**WRITTEN TASK:**
Please set out every line of the records below as a Markdown table with the columns n and Line, numbering each row and omitting blank lines.

───── SUPPLIED INFORMATION

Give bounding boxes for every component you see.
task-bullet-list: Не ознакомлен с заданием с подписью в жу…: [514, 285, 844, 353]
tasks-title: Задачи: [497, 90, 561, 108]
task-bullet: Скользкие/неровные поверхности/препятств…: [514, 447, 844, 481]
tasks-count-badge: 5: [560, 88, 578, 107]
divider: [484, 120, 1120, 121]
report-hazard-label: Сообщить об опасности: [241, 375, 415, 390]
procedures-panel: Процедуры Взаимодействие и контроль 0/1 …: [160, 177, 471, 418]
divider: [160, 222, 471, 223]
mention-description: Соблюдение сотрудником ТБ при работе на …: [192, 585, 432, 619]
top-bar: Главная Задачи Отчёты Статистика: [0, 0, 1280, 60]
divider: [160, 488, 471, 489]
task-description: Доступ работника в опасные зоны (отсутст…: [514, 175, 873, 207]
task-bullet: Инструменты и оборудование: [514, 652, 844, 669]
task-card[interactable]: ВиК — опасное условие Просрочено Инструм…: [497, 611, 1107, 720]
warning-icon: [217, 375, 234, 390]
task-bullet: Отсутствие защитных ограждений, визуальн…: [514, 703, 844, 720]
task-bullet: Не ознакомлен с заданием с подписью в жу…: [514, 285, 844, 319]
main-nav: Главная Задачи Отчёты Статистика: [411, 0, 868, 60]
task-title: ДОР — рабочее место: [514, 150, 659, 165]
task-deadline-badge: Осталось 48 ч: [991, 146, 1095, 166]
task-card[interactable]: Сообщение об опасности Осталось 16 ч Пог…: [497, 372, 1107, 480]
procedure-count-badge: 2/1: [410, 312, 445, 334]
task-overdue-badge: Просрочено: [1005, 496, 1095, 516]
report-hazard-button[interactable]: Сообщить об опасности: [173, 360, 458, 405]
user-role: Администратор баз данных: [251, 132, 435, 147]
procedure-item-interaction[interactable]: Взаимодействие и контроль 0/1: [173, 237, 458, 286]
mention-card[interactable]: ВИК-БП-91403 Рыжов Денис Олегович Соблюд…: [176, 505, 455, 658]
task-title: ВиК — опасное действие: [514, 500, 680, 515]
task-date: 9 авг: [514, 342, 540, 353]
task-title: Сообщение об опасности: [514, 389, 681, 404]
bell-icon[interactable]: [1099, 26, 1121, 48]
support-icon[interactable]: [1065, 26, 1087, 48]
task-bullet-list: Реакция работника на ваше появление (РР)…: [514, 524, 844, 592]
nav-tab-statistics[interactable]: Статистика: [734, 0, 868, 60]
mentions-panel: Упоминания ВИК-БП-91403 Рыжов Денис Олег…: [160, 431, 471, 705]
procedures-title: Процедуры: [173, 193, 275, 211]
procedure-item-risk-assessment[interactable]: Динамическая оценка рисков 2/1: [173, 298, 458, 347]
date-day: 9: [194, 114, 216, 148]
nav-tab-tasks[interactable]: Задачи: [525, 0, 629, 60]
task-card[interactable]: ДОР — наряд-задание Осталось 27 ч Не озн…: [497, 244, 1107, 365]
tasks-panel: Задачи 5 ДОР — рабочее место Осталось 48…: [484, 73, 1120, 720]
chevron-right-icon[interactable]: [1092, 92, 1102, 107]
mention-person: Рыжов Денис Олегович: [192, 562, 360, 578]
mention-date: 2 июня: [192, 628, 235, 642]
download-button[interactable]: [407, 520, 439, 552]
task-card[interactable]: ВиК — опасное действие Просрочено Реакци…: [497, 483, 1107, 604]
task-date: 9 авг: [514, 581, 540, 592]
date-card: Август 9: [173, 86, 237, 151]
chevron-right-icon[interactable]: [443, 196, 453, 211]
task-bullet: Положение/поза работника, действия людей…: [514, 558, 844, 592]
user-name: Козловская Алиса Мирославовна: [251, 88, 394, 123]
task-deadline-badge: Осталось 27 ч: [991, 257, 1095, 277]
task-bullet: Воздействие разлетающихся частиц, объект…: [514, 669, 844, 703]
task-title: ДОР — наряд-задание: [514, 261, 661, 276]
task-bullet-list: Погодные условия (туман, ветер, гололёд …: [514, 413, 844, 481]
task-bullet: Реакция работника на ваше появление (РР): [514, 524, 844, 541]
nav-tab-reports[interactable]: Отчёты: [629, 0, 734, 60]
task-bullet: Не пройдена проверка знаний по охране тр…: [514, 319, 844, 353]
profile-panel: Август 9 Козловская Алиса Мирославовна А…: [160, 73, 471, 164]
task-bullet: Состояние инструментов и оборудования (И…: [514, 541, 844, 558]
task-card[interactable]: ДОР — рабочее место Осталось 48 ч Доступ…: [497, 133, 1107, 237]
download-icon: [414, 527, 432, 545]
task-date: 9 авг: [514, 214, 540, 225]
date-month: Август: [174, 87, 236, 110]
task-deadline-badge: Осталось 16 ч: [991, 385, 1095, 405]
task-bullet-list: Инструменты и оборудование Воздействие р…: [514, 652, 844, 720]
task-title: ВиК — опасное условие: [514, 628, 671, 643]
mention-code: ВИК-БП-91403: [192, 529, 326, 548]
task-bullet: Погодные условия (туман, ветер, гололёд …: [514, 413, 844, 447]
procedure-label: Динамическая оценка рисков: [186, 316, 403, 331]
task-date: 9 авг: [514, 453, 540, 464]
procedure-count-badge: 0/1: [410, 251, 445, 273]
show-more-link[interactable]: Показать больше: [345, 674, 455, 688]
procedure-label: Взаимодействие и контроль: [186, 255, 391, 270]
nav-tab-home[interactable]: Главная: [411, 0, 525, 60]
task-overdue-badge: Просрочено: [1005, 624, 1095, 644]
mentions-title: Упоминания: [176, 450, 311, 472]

──────────

**TASK RESPONSE:**
| n | Line |
|---|---|
| 1 | Give bounding boxes for every component you see. |
| 2 | task-bullet-list: Не ознакомлен с заданием с подписью в жу…: [514, 285, 844, 353] |
| 3 | tasks-title: Задачи: [497, 90, 561, 108] |
| 4 | task-bullet: Скользкие/неровные поверхности/препятств…: [514, 447, 844, 481] |
| 5 | tasks-count-badge: 5: [560, 88, 578, 107] |
| 6 | divider: [484, 120, 1120, 121] |
| 7 | report-hazard-label: Сообщить об опасности: [241, 375, 415, 390] |
| 8 | procedures-panel: Процедуры Взаимодействие и контроль 0/1 …: [160, 177, 471, 418] |
| 9 | divider: [160, 222, 471, 223] |
| 10 | mention-description: Соблюдение сотрудником ТБ при работе на …: [192, 585, 432, 619] |
| 11 | top-bar: Главная Задачи Отчёты Статистика: [0, 0, 1280, 60] |
| 12 | divider: [160, 488, 471, 489] |
| 13 | task-description: Доступ работника в опасные зоны (отсутст…: [514, 175, 873, 207] |
| 14 | task-bullet: Инструменты и оборудование: [514, 652, 844, 669] |
| 15 | task-card[interactable]: ВиК — опасное условие Просрочено Инструм…: [497, 611, 1107, 720] |
| 16 | warning-icon: [217, 375, 234, 390] |
| 17 | task-bullet: Отсутствие защитных ограждений, визуальн…: [514, 703, 844, 720] |
| 18 | task-bullet: Не ознакомлен с заданием с подписью в жу…: [514, 285, 844, 319] |
| 19 | main-nav: Главная Задачи Отчёты Статистика: [411, 0, 868, 60] |
| 20 | task-title: ДОР — рабочее место: [514, 150, 659, 165] |
| 21 | task-deadline-badge: Осталось 48 ч: [991, 146, 1095, 166] |
| 22 | task-card[interactable]: Сообщение об опасности Осталось 16 ч Пог…: [497, 372, 1107, 480] |
| 23 | procedure-count-badge: 2/1: [410, 312, 445, 334] |
| 24 | task-overdue-badge: Просрочено: [1005, 496, 1095, 516] |
| 25 | report-hazard-button[interactable]: Сообщить об опасности: [173, 360, 458, 405] |
| 26 | user-role: Администратор баз данных: [251, 132, 435, 147] |
| 27 | procedure-item-interaction[interactable]: Взаимодействие и контроль 0/1: [173, 237, 458, 286] |
| 28 | mention-card[interactable]: ВИК-БП-91403 Рыжов Денис Олегович Соблюд…: [176, 505, 455, 658] |
| 29 | task-title: ВиК — опасное действие: [514, 500, 680, 515] |
| 30 | task-date: 9 авг: [514, 342, 540, 353] |
| 31 | task-title: Сообщение об опасности: [514, 389, 681, 404] |
| 32 | bell-icon[interactable]: [1099, 26, 1121, 48] |
| 33 | support-icon[interactable]: [1065, 26, 1087, 48] |
| 34 | task-bullet-list: Реакция работника на ваше появление (РР)…: [514, 524, 844, 592] |
| 35 | nav-tab-statistics[interactable]: Статистика: [734, 0, 868, 60] |
| 36 | mentions-panel: Упоминания ВИК-БП-91403 Рыжов Денис Олег…: [160, 431, 471, 705] |
| 37 | procedures-title: Процедуры: [173, 193, 275, 211] |
| 38 | procedure-item-risk-assessment[interactable]: Динамическая оценка рисков 2/1: [173, 298, 458, 347] |
| 39 | date-day: 9: [194, 114, 216, 148] |
| 40 | nav-tab-tasks[interactable]: Задачи: [525, 0, 629, 60] |
| 41 | task-card[interactable]: ДОР — наряд-задание Осталось 27 ч Не озн…: [497, 244, 1107, 365] |
| 42 | tasks-panel: Задачи 5 ДОР — рабочее место Осталось 48…: [484, 73, 1120, 720] |
| 43 | chevron-right-icon[interactable]: [1092, 92, 1102, 107] |
| 44 | mention-person: Рыжов Денис Олегович: [192, 562, 360, 578] |
| 45 | mention-date: 2 июня: [192, 628, 235, 642] |
| 46 | download-button[interactable]: [407, 520, 439, 552] |
| 47 | task-card[interactable]: ВиК — опасное действие Просрочено Реакци…: [497, 483, 1107, 604] |
| 48 | task-date: 9 авг: [514, 581, 540, 592] |
| 49 | date-card: Август 9: [173, 86, 237, 151] |
| 50 | chevron-right-icon[interactable]: [443, 196, 453, 211] |
| 51 | task-bullet: Положение/поза работника, действия людей…: [514, 558, 844, 592] |
| 52 | user-name: Козловская Алиса Мирославовна: [251, 88, 394, 123] |
| 53 | task-deadline-badge: Осталось 27 ч: [991, 257, 1095, 277] |
| 54 | task-bullet: Воздействие разлетающихся частиц, объект…: [514, 669, 844, 703] |
| 55 | task-title: ДОР — наряд-задание: [514, 261, 661, 276] |
| 56 | task-bullet-list: Погодные условия (туман, ветер, гололёд …: [514, 413, 844, 481] |
| 57 | task-bullet: Реакция работника на ваше появление (РР): [514, 524, 844, 541] |
| 58 | nav-tab-reports[interactable]: Отчёты: [629, 0, 734, 60] |
| 59 | task-bullet: Не пройдена проверка знаний по охране тр…: [514, 319, 844, 353] |
| 60 | profile-panel: Август 9 Козловская Алиса Мирославовна А…: [160, 73, 471, 164] |
| 61 | task-bullet: Состояние инструментов и оборудования (И…: [514, 541, 844, 558] |
| 62 | task-card[interactable]: ДОР — рабочее место Осталось 48 ч Доступ…: [497, 133, 1107, 237] |
| 63 | download-icon: [414, 527, 432, 545] |
| 64 | task-date: 9 авг: [514, 214, 540, 225] |
| 65 | date-month: Август: [174, 87, 236, 110] |
| 66 | task-deadline-badge: Осталось 16 ч: [991, 385, 1095, 405] |
| 67 | task-bullet-list: Инструменты и оборудование Воздействие р…: [514, 652, 844, 720] |
| 68 | task-title: ВиК — опасное условие: [514, 628, 671, 643] |
| 69 | mention-code: ВИК-БП-91403: [192, 529, 326, 548] |
| 70 | task-bullet: Погодные условия (туман, ветер, гололёд …: [514, 413, 844, 447] |
| 71 | procedure-label: Динамическая оценка рисков: [186, 316, 403, 331] |
| 72 | task-date: 9 авг: [514, 453, 540, 464] |
| 73 | procedure-count-badge: 0/1: [410, 251, 445, 273] |
| 74 | show-more-link[interactable]: Показать больше: [345, 674, 455, 688] |
| 75 | procedure-label: Взаимодействие и контроль: [186, 255, 391, 270] |
| 76 | nav-tab-home[interactable]: Главная: [411, 0, 525, 60] |
| 77 | task-overdue-badge: Просрочено: [1005, 624, 1095, 644] |
| 78 | mentions-title: Упоминания: [176, 450, 311, 472] |